Copy every line of the items below word for word, with no changes.

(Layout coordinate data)
========================================================================

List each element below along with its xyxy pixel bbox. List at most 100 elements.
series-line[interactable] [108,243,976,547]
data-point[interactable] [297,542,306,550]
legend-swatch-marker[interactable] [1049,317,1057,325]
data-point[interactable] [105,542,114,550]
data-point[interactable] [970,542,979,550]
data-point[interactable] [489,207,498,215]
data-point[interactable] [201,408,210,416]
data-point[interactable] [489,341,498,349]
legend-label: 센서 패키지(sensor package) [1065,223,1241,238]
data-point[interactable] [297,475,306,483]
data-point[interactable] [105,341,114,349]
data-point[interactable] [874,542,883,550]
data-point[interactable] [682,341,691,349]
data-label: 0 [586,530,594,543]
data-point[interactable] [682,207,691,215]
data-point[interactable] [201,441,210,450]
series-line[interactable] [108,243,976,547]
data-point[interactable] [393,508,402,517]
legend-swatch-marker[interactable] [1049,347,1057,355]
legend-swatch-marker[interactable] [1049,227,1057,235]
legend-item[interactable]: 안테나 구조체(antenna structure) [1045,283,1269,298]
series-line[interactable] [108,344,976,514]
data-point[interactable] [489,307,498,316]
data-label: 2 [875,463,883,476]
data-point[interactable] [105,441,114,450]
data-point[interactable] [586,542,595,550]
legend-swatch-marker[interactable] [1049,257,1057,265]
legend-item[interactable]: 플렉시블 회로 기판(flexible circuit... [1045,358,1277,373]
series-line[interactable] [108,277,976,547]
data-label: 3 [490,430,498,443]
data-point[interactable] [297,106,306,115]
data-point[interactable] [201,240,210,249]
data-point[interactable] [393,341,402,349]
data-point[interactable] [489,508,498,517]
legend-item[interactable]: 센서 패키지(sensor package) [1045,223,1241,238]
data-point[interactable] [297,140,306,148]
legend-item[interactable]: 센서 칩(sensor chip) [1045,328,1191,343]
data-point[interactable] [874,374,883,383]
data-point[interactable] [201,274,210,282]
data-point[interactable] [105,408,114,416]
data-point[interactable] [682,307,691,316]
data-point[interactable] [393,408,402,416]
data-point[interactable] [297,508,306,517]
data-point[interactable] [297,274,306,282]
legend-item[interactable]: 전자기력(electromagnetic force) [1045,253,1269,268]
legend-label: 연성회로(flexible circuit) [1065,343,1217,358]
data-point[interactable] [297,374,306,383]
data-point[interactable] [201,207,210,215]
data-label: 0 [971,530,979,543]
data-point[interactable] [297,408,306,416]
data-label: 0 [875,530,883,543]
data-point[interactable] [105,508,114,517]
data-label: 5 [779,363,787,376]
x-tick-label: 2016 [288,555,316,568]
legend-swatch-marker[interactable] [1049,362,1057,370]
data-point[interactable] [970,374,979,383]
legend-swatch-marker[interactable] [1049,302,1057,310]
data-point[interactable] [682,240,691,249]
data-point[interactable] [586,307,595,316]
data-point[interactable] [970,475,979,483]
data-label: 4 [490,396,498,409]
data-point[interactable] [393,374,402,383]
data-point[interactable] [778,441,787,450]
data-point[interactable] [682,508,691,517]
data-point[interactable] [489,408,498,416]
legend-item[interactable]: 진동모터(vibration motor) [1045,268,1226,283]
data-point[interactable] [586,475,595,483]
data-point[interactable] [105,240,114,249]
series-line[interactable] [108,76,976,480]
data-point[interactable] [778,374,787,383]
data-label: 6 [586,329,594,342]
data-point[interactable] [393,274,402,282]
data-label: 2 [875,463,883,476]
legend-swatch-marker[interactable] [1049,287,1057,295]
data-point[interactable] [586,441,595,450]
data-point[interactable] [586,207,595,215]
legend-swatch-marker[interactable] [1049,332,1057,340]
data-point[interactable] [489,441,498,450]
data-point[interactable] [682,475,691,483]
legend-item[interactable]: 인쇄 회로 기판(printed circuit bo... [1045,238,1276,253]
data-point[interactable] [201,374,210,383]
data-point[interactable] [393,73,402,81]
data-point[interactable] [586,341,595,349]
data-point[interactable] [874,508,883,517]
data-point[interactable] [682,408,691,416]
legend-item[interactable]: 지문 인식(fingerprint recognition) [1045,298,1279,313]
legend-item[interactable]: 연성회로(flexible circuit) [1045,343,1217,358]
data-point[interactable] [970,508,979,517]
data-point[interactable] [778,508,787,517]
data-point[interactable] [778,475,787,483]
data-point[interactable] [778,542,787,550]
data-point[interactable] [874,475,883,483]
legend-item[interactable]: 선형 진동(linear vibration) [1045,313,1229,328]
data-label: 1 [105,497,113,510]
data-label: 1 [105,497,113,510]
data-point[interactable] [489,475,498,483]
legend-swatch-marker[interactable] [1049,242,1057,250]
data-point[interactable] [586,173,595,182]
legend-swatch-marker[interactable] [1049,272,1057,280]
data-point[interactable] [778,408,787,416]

========================================================================

**THE RESPONSE:**
List each element below along with its xyxy pixel bbox. List at most 100 elements.
series-line[interactable] [108,243,976,547]
data-point[interactable] [297,542,306,550]
legend-swatch-marker[interactable] [1049,317,1057,325]
data-point[interactable] [105,542,114,550]
data-point[interactable] [970,542,979,550]
data-point[interactable] [489,207,498,215]
data-point[interactable] [201,408,210,416]
data-point[interactable] [489,341,498,349]
legend-label: 센서 패키지(sensor package) [1065,223,1241,238]
data-point[interactable] [297,475,306,483]
data-point[interactable] [105,341,114,349]
data-point[interactable] [874,542,883,550]
data-point[interactable] [682,341,691,349]
data-label: 0 [586,530,594,543]
data-point[interactable] [682,207,691,215]
data-point[interactable] [201,441,210,450]
series-line[interactable] [108,243,976,547]
data-point[interactable] [393,508,402,517]
legend-swatch-marker[interactable] [1049,347,1057,355]
legend-swatch-marker[interactable] [1049,227,1057,235]
legend-item[interactable]: 안테나 구조체(antenna structure) [1045,283,1269,298]
series-line[interactable] [108,344,976,514]
data-point[interactable] [489,307,498,316]
data-label: 2 [875,463,883,476]
data-point[interactable] [105,441,114,450]
data-point[interactable] [586,542,595,550]
legend-swatch-marker[interactable] [1049,257,1057,265]
legend-item[interactable]: 플렉시블 회로 기판(flexible circuit... [1045,358,1277,373]
series-line[interactable] [108,277,976,547]
data-label: 3 [490,430,498,443]
data-point[interactable] [297,106,306,115]
data-point[interactable] [201,240,210,249]
data-point[interactable] [393,341,402,349]
data-point[interactable] [489,508,498,517]
legend-item[interactable]: 센서 패키지(sensor package) [1045,223,1241,238]
data-point[interactable] [297,140,306,148]
legend-item[interactable]: 센서 칩(sensor chip) [1045,328,1191,343]
data-point[interactable] [874,374,883,383]
data-point[interactable] [201,274,210,282]
data-point[interactable] [105,408,114,416]
data-point[interactable] [682,307,691,316]
data-point[interactable] [393,408,402,416]
data-point[interactable] [297,508,306,517]
data-point[interactable] [297,274,306,282]
legend-item[interactable]: 전자기력(electromagnetic force) [1045,253,1269,268]
legend-label: 연성회로(flexible circuit) [1065,343,1217,358]
data-point[interactable] [297,374,306,383]
data-point[interactable] [201,207,210,215]
data-label: 0 [971,530,979,543]
data-point[interactable] [297,408,306,416]
data-label: 0 [875,530,883,543]
data-point[interactable] [105,508,114,517]
data-label: 5 [779,363,787,376]
x-tick-label: 2016 [288,555,316,568]
legend-swatch-marker[interactable] [1049,362,1057,370]
data-point[interactable] [970,374,979,383]
legend-swatch-marker[interactable] [1049,302,1057,310]
data-point[interactable] [682,240,691,249]
data-point[interactable] [586,307,595,316]
data-point[interactable] [970,475,979,483]
data-label: 4 [490,396,498,409]
data-point[interactable] [393,374,402,383]
data-point[interactable] [778,441,787,450]
data-point[interactable] [682,508,691,517]
data-point[interactable] [489,408,498,416]
legend-item[interactable]: 진동모터(vibration motor) [1045,268,1226,283]
data-point[interactable] [586,475,595,483]
data-point[interactable] [105,240,114,249]
series-line[interactable] [108,76,976,480]
data-point[interactable] [778,374,787,383]
data-label: 6 [586,329,594,342]
data-point[interactable] [393,274,402,282]
data-label: 2 [875,463,883,476]
legend-swatch-marker[interactable] [1049,287,1057,295]
data-point[interactable] [586,441,595,450]
data-point[interactable] [586,207,595,215]
legend-swatch-marker[interactable] [1049,332,1057,340]
data-point[interactable] [489,441,498,450]
data-point[interactable] [682,475,691,483]
legend-item[interactable]: 인쇄 회로 기판(printed circuit bo... [1045,238,1276,253]
data-point[interactable] [201,374,210,383]
data-point[interactable] [393,73,402,81]
data-point[interactable] [586,341,595,349]
data-point[interactable] [874,508,883,517]
data-point[interactable] [682,408,691,416]
legend-item[interactable]: 지문 인식(fingerprint recognition) [1045,298,1279,313]
legend-item[interactable]: 연성회로(flexible circuit) [1045,343,1217,358]
data-point[interactable] [970,508,979,517]
data-point[interactable] [778,508,787,517]
data-point[interactable] [778,475,787,483]
data-point[interactable] [778,542,787,550]
data-point[interactable] [874,475,883,483]
legend-item[interactable]: 선형 진동(linear vibration) [1045,313,1229,328]
data-label: 1 [105,497,113,510]
data-label: 1 [105,497,113,510]
data-point[interactable] [489,475,498,483]
legend-swatch-marker[interactable] [1049,242,1057,250]
data-point[interactable] [586,173,595,182]
legend-swatch-marker[interactable] [1049,272,1057,280]
data-point[interactable] [778,408,787,416]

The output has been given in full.